• [Data]:
====
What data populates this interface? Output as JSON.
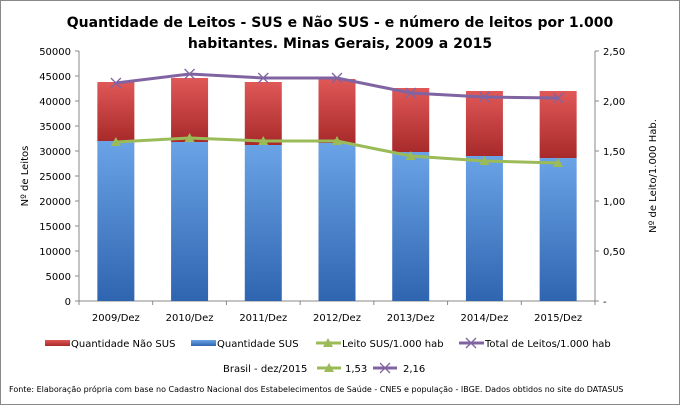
{
  "chart_data": {
    "type": "bar",
    "stacked": true,
    "title_line1": "Quantidade de Leitos - SUS e Não SUS - e número de leitos por 1.000",
    "title_line2": "habitantes. Minas Gerais, 2009 a 2015",
    "categories": [
      "2009/Dez",
      "2010/Dez",
      "2011/Dez",
      "2012/Dez",
      "2013/Dez",
      "2014/Dez",
      "2015/Dez"
    ],
    "ylabel": "Nº de Leitos",
    "y2label": "Nº de Leito/1.000 Hab.",
    "ylim": [
      0,
      50000
    ],
    "y2lim": [
      0,
      2.5
    ],
    "yticks": [
      "0",
      "5000",
      "10000",
      "15000",
      "20000",
      "25000",
      "30000",
      "35000",
      "40000",
      "45000",
      "50000"
    ],
    "y2ticks": [
      "-",
      "0,50",
      "1,00",
      "1,50",
      "2,00",
      "2,50"
    ],
    "grid": false,
    "series": [
      {
        "name": "Quantidade SUS",
        "kind": "bar",
        "axis": "left",
        "color": "#4a86d0",
        "values": [
          32000,
          31800,
          31200,
          31600,
          29800,
          29000,
          28600
        ]
      },
      {
        "name": "Quantidade Não SUS",
        "kind": "bar",
        "axis": "left",
        "color": "#d04040",
        "values": [
          11800,
          12800,
          12600,
          12800,
          12800,
          13000,
          13400
        ]
      },
      {
        "name": "Leito SUS/1.000 hab",
        "kind": "line",
        "marker": "triangle",
        "axis": "right",
        "color": "#9bbb59",
        "values": [
          1.59,
          1.63,
          1.6,
          1.6,
          1.45,
          1.4,
          1.38
        ]
      },
      {
        "name": "Total de Leitos/1.000 hab",
        "kind": "line",
        "marker": "x",
        "axis": "right",
        "color": "#8064a2",
        "values": [
          2.18,
          2.27,
          2.23,
          2.23,
          2.08,
          2.04,
          2.03
        ]
      }
    ],
    "legend_order": [
      "Quantidade Não SUS",
      "Quantidade SUS",
      "Leito SUS/1.000 hab",
      "Total de Leitos/1.000 hab"
    ],
    "legend_placement": "bottom",
    "brasil_label": "Brasil -  dez/2015",
    "brasil_sus": "1,53",
    "brasil_total": "2,16",
    "source": "Fonte: Elaboração própria com base no  Cadastro Nacional dos Estabelecimentos de Saúde - CNES e população - IBGE. Dados obtidos no site do DATASUS"
  }
}
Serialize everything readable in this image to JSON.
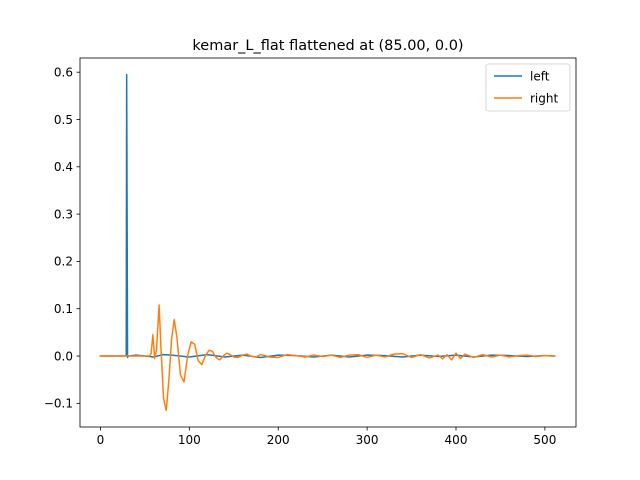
{
  "chart_data": {
    "type": "line",
    "title": "kemar_L_flat flattened at (85.00, 0.0)",
    "xlabel": "",
    "ylabel": "",
    "xlim": [
      -23,
      535
    ],
    "ylim": [
      -0.15,
      0.63
    ],
    "xticks": [
      0,
      100,
      200,
      300,
      400,
      500
    ],
    "yticks": [
      -0.1,
      0.0,
      0.1,
      0.2,
      0.3,
      0.4,
      0.5,
      0.6
    ],
    "ytick_labels": [
      "−0.1",
      "0.0",
      "0.1",
      "0.2",
      "0.3",
      "0.4",
      "0.5",
      "0.6"
    ],
    "grid": false,
    "legend_position": "top-right",
    "series": [
      {
        "name": "left",
        "color": "#1f77b4",
        "x": [
          0,
          28,
          29,
          29.5,
          30,
          30.5,
          31,
          32,
          40,
          50,
          60,
          70,
          80,
          100,
          120,
          140,
          160,
          180,
          200,
          220,
          240,
          260,
          280,
          300,
          320,
          340,
          360,
          380,
          400,
          420,
          440,
          460,
          480,
          500,
          511
        ],
        "y": [
          0,
          0,
          0,
          0.595,
          0.3,
          -0.003,
          0.0,
          0.0,
          0.002,
          0.0,
          -0.002,
          0.003,
          0.002,
          -0.002,
          0.003,
          -0.002,
          0.002,
          -0.003,
          0.002,
          0.001,
          -0.002,
          0.002,
          -0.002,
          0.002,
          0.001,
          -0.002,
          0.002,
          -0.001,
          0.002,
          -0.002,
          0.002,
          0.001,
          -0.001,
          0.001,
          0
        ]
      },
      {
        "name": "right",
        "color": "#ff7f0e",
        "x": [
          0,
          55,
          57,
          59,
          61,
          63,
          66,
          68,
          71,
          74,
          77,
          80,
          83,
          86,
          90,
          94,
          98,
          102,
          106,
          110,
          114,
          118,
          122,
          126,
          130,
          134,
          138,
          142,
          146,
          150,
          155,
          160,
          165,
          170,
          175,
          180,
          185,
          190,
          200,
          210,
          220,
          230,
          240,
          250,
          260,
          270,
          280,
          290,
          300,
          310,
          320,
          330,
          340,
          350,
          360,
          370,
          380,
          385,
          390,
          395,
          400,
          405,
          410,
          420,
          430,
          440,
          450,
          460,
          470,
          480,
          490,
          500,
          511
        ],
        "y": [
          0,
          0,
          0.005,
          0.045,
          -0.005,
          0.012,
          0.108,
          0.02,
          -0.09,
          -0.115,
          -0.05,
          0.035,
          0.077,
          0.04,
          -0.04,
          -0.055,
          0.0,
          0.03,
          0.025,
          -0.01,
          -0.018,
          0.0,
          0.012,
          0.01,
          -0.003,
          -0.008,
          0.0,
          0.006,
          0.003,
          -0.002,
          -0.003,
          0.002,
          0.004,
          -0.001,
          -0.002,
          0.003,
          0.001,
          -0.002,
          -0.003,
          0.003,
          0.001,
          -0.002,
          0.002,
          -0.001,
          0.002,
          -0.003,
          0.002,
          0.003,
          -0.003,
          0.002,
          -0.002,
          0.004,
          0.005,
          -0.003,
          0.003,
          -0.004,
          0.002,
          -0.006,
          0.003,
          -0.008,
          0.006,
          -0.005,
          0.004,
          -0.003,
          0.003,
          -0.002,
          0.002,
          -0.002,
          0.001,
          0.002,
          -0.001,
          0.001,
          0
        ]
      }
    ]
  }
}
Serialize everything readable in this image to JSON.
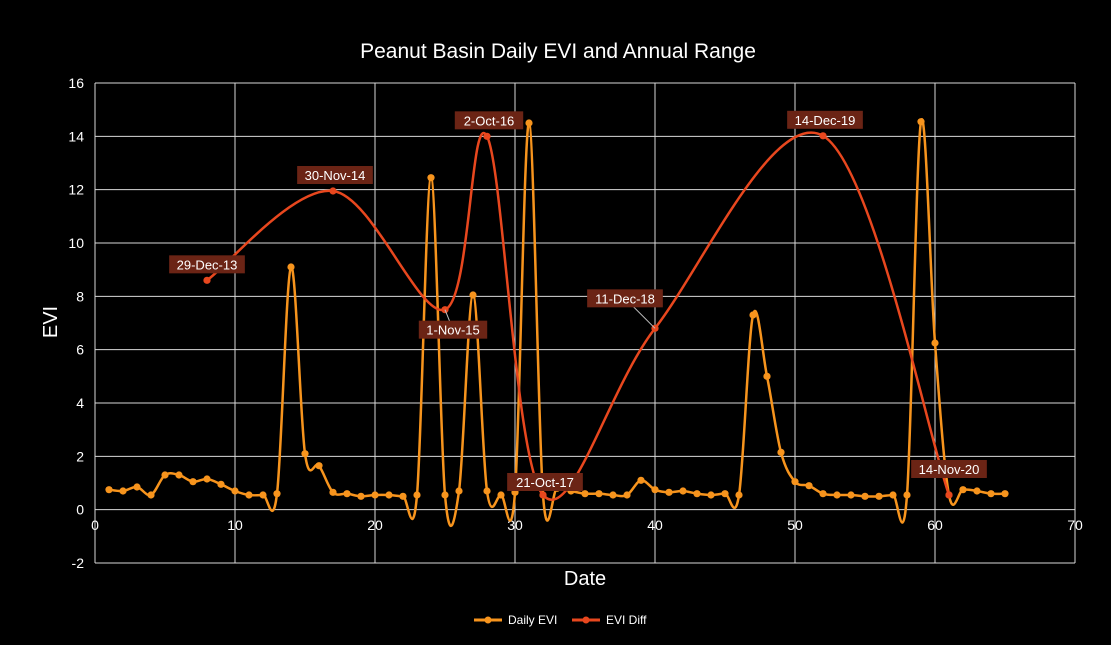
{
  "chart_data": {
    "type": "line",
    "title": "Peanut Basin Daily EVI and Annual Range",
    "xlabel": "Date",
    "ylabel": "EVI",
    "xlim": [
      0,
      70
    ],
    "ylim": [
      -2,
      16
    ],
    "xticks": [
      0,
      10,
      20,
      30,
      40,
      50,
      60,
      70
    ],
    "yticks": [
      -2,
      0,
      2,
      4,
      6,
      8,
      10,
      12,
      14,
      16
    ],
    "grid": true,
    "legend_position": "bottom",
    "series": [
      {
        "name": "Daily EVI",
        "color": "#F7941D",
        "smooth": true,
        "x": [
          1,
          2,
          3,
          4,
          5,
          6,
          7,
          8,
          9,
          10,
          11,
          12,
          13,
          14,
          15,
          16,
          17,
          18,
          19,
          20,
          21,
          22,
          23,
          24,
          25,
          26,
          27,
          28,
          29,
          30,
          31,
          32,
          33,
          34,
          35,
          36,
          37,
          38,
          39,
          40,
          41,
          42,
          43,
          44,
          45,
          46,
          47,
          48,
          49,
          50,
          51,
          52,
          53,
          54,
          55,
          56,
          57,
          58,
          59,
          60,
          61,
          62,
          63,
          64,
          65
        ],
        "y": [
          0.75,
          0.7,
          0.85,
          0.55,
          1.3,
          1.3,
          1.05,
          1.15,
          0.95,
          0.7,
          0.55,
          0.55,
          0.6,
          9.1,
          2.1,
          1.65,
          0.65,
          0.6,
          0.5,
          0.55,
          0.55,
          0.5,
          0.55,
          12.45,
          0.55,
          0.7,
          8.05,
          0.7,
          0.55,
          0.65,
          14.5,
          0.55,
          0.8,
          0.7,
          0.6,
          0.6,
          0.55,
          0.55,
          1.1,
          0.75,
          0.65,
          0.7,
          0.6,
          0.55,
          0.6,
          0.55,
          7.3,
          5.0,
          2.15,
          1.05,
          0.9,
          0.6,
          0.55,
          0.55,
          0.5,
          0.5,
          0.55,
          0.55,
          14.55,
          6.25,
          0.55,
          0.75,
          0.7,
          0.6,
          0.6
        ]
      },
      {
        "name": "EVI Diff",
        "color": "#E8471E",
        "smooth": true,
        "x": [
          8,
          17,
          25,
          28,
          32,
          40,
          52,
          61
        ],
        "y": [
          8.6,
          11.95,
          7.5,
          14.0,
          0.55,
          6.8,
          14.02,
          0.55
        ],
        "labels": [
          "29-Dec-13",
          "30-Nov-14",
          "1-Nov-15",
          "2-Oct-16",
          "21-Oct-17",
          "11-Dec-18",
          "14-Dec-19",
          "14-Nov-20"
        ]
      }
    ]
  }
}
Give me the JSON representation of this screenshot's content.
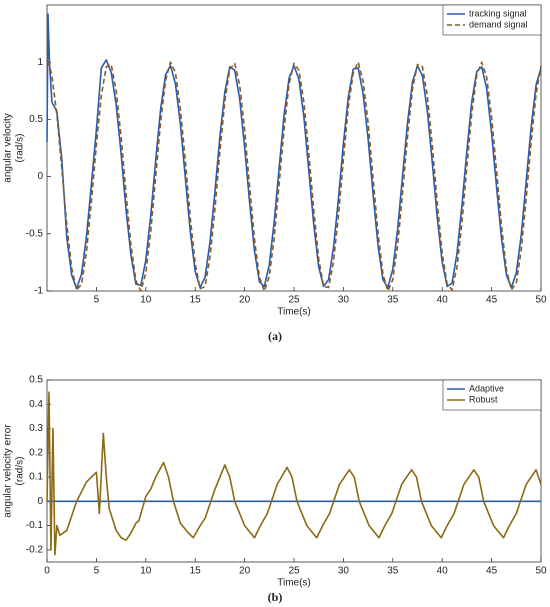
{
  "chart_data": [
    {
      "type": "line",
      "caption": "(a)",
      "xlabel": "Time(s)",
      "ylabel": [
        "angular velocity",
        "(rad/s)"
      ],
      "legend": "northeast",
      "xlim": [
        0,
        50
      ],
      "xticks": [
        5,
        10,
        15,
        20,
        25,
        30,
        35,
        40,
        45,
        50
      ],
      "ylim": [
        -1,
        1.5
      ],
      "yticks": [
        -1,
        -0.5,
        0,
        0.5,
        1
      ],
      "x": [
        0,
        0.1,
        0.25,
        0.5,
        1,
        1.5,
        2,
        2.5,
        3,
        3.5,
        4,
        4.5,
        5,
        5.5,
        6,
        6.5,
        7,
        7.5,
        8,
        8.5,
        9,
        9.5,
        10,
        10.5,
        11,
        11.5,
        12,
        12.5,
        13,
        13.5,
        14,
        14.5,
        15,
        15.5,
        16,
        16.5,
        17,
        17.5,
        18,
        18.5,
        19,
        19.5,
        20,
        20.5,
        21,
        21.5,
        22,
        22.5,
        23,
        23.5,
        24,
        24.5,
        25,
        25.5,
        26,
        26.5,
        27,
        27.5,
        28,
        28.5,
        29,
        29.5,
        30,
        30.5,
        31,
        31.5,
        32,
        32.5,
        33,
        33.5,
        34,
        34.5,
        35,
        35.5,
        36,
        36.5,
        37,
        37.5,
        38,
        38.5,
        39,
        39.5,
        40,
        40.5,
        41,
        41.5,
        42,
        42.5,
        43,
        43.5,
        44,
        44.5,
        45,
        45.5,
        46,
        46.5,
        47,
        47.5,
        48,
        48.5,
        49,
        49.5,
        50
      ],
      "series": [
        {
          "name": "tracking signal",
          "color": "#2a5caa",
          "style": "solid",
          "values": [
            0.3,
            1.42,
            1.0,
            0.65,
            0.57,
            0.15,
            -0.53,
            -0.86,
            -0.98,
            -0.85,
            -0.52,
            -0.06,
            0.41,
            0.95,
            1.02,
            0.91,
            0.63,
            0.2,
            -0.29,
            -0.69,
            -0.94,
            -0.95,
            -0.73,
            -0.34,
            0.14,
            0.59,
            0.89,
            0.97,
            0.81,
            0.46,
            -0.01,
            -0.48,
            -0.83,
            -0.97,
            -0.88,
            -0.57,
            -0.13,
            0.35,
            0.74,
            0.96,
            0.93,
            0.68,
            0.26,
            -0.22,
            -0.65,
            -0.92,
            -0.96,
            -0.77,
            -0.39,
            0.08,
            0.54,
            0.86,
            0.97,
            0.85,
            0.52,
            0.05,
            -0.42,
            -0.79,
            -0.96,
            -0.9,
            -0.62,
            -0.19,
            0.29,
            0.7,
            0.94,
            0.95,
            0.72,
            0.33,
            -0.15,
            -0.6,
            -0.9,
            -0.97,
            -0.81,
            -0.45,
            0.02,
            0.48,
            0.83,
            0.97,
            0.88,
            0.57,
            0.12,
            -0.36,
            -0.75,
            -0.96,
            -0.93,
            -0.67,
            -0.25,
            0.23,
            0.66,
            0.92,
            0.96,
            0.77,
            0.38,
            -0.09,
            -0.54,
            -0.86,
            -0.97,
            -0.84,
            -0.51,
            -0.04,
            0.43,
            0.8,
            0.95
          ]
        },
        {
          "name": "demand signal",
          "color": "#8a5a22",
          "style": "dashed",
          "values": [
            1,
            1.0,
            0.97,
            0.88,
            0.54,
            0.07,
            -0.42,
            -0.8,
            -0.99,
            -0.94,
            -0.65,
            -0.21,
            0.28,
            0.71,
            0.96,
            0.98,
            0.75,
            0.35,
            -0.15,
            -0.6,
            -0.91,
            -1.0,
            -0.84,
            -0.48,
            0,
            0.48,
            0.84,
            1.0,
            0.91,
            0.59,
            0.14,
            -0.36,
            -0.76,
            -0.98,
            -0.96,
            -0.7,
            -0.28,
            0.22,
            0.66,
            0.94,
            0.99,
            0.8,
            0.41,
            -0.08,
            -0.55,
            -0.88,
            -1.0,
            -0.87,
            -0.53,
            -0.06,
            0.42,
            0.81,
            0.99,
            0.93,
            0.65,
            0.2,
            -0.29,
            -0.72,
            -0.96,
            -0.97,
            -0.74,
            -0.34,
            0.15,
            0.61,
            0.91,
            1.0,
            0.83,
            0.47,
            -0.01,
            -0.49,
            -0.85,
            -1.0,
            -0.9,
            -0.59,
            -0.13,
            0.36,
            0.77,
            0.98,
            0.96,
            0.7,
            0.27,
            -0.23,
            -0.67,
            -0.94,
            -0.99,
            -0.79,
            -0.4,
            0.09,
            0.56,
            0.89,
            1.0,
            0.87,
            0.52,
            0.05,
            -0.43,
            -0.81,
            -0.99,
            -0.93,
            -0.64,
            -0.19,
            0.3,
            0.72,
            0.97
          ]
        }
      ]
    },
    {
      "type": "line",
      "caption": "(b)",
      "xlabel": "Time(s)",
      "ylabel": [
        "angular velocity error",
        "(rad/s)"
      ],
      "legend": "northeast",
      "xlim": [
        0,
        50
      ],
      "xticks": [
        0,
        5,
        10,
        15,
        20,
        25,
        30,
        35,
        40,
        45,
        50
      ],
      "ylim": [
        -0.25,
        0.5
      ],
      "yticks": [
        -0.2,
        -0.1,
        0,
        0.1,
        0.2,
        0.3,
        0.4,
        0.5
      ],
      "x": [
        0,
        0.2,
        0.4,
        0.6,
        0.8,
        1,
        1.3,
        2,
        3,
        4,
        5,
        5.3,
        5.7,
        6,
        6.3,
        7,
        7.5,
        8,
        8.5,
        9,
        9.3,
        10,
        10.5,
        11,
        11.8,
        12.3,
        12.8,
        13.5,
        14.3,
        14.8,
        15.5,
        16,
        17,
        18,
        18.5,
        19,
        20,
        21,
        21.6,
        22.3,
        23.3,
        24.3,
        24.8,
        25.3,
        26.3,
        27.3,
        27.9,
        28.6,
        29.6,
        30.6,
        31.1,
        31.6,
        32.6,
        33.6,
        34.2,
        34.9,
        35.9,
        36.9,
        37.4,
        37.9,
        38.9,
        39.9,
        40.5,
        41.2,
        42.2,
        43.2,
        43.7,
        44.2,
        45.2,
        46.2,
        46.8,
        47.5,
        48.5,
        49.5,
        50
      ],
      "series": [
        {
          "name": "Adaptive",
          "color": "#2a5caa",
          "style": "solid",
          "values": [
            0,
            0,
            0,
            0,
            0,
            0,
            0,
            0,
            0,
            0,
            0,
            0,
            0,
            0,
            0,
            0,
            0,
            0,
            0,
            0,
            0,
            0,
            0,
            0,
            0,
            0,
            0,
            0,
            0,
            0,
            0,
            0,
            0,
            0,
            0,
            0,
            0,
            0,
            0,
            0,
            0,
            0,
            0,
            0,
            0,
            0,
            0,
            0,
            0,
            0,
            0,
            0,
            0,
            0,
            0,
            0,
            0,
            0,
            0,
            0,
            0,
            0,
            0,
            0,
            0,
            0,
            0,
            0,
            0,
            0,
            0,
            0,
            0,
            0,
            0
          ]
        },
        {
          "name": "Robust",
          "color": "#8a6a12",
          "style": "solid",
          "values": [
            0,
            0.45,
            -0.2,
            0.3,
            -0.22,
            -0.1,
            -0.14,
            -0.12,
            0,
            0.08,
            0.12,
            -0.05,
            0.28,
            0.1,
            -0.03,
            -0.12,
            -0.15,
            -0.16,
            -0.13,
            -0.09,
            -0.08,
            0.02,
            0.05,
            0.1,
            0.16,
            0.1,
            0.0,
            -0.09,
            -0.13,
            -0.15,
            -0.1,
            -0.07,
            0.05,
            0.15,
            0.1,
            0.0,
            -0.1,
            -0.15,
            -0.1,
            -0.05,
            0.07,
            0.14,
            0.1,
            0.0,
            -0.1,
            -0.15,
            -0.1,
            -0.05,
            0.07,
            0.13,
            0.1,
            0.0,
            -0.1,
            -0.15,
            -0.1,
            -0.05,
            0.07,
            0.13,
            0.1,
            0.0,
            -0.1,
            -0.15,
            -0.1,
            -0.05,
            0.07,
            0.13,
            0.1,
            0.0,
            -0.1,
            -0.15,
            -0.1,
            -0.05,
            0.07,
            0.13,
            0.07
          ]
        }
      ]
    }
  ]
}
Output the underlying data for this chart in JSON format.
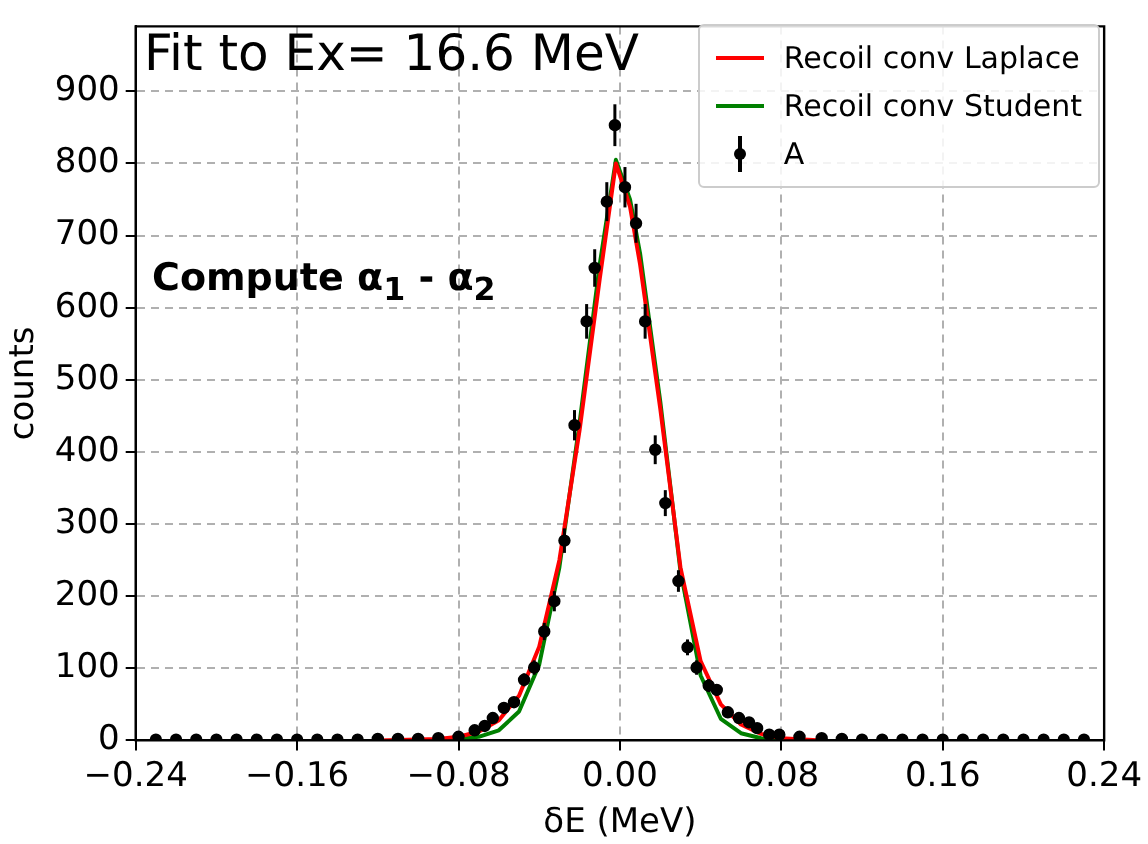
====
• [Exercise aim]:
Pick out every line holding the string "xlabel" and return it.

• [Written response]:
    "xlabel": "",
    "xlabel": "Date",
      "xlabel": "Time(s)",
      "xlabel": "Time(s)",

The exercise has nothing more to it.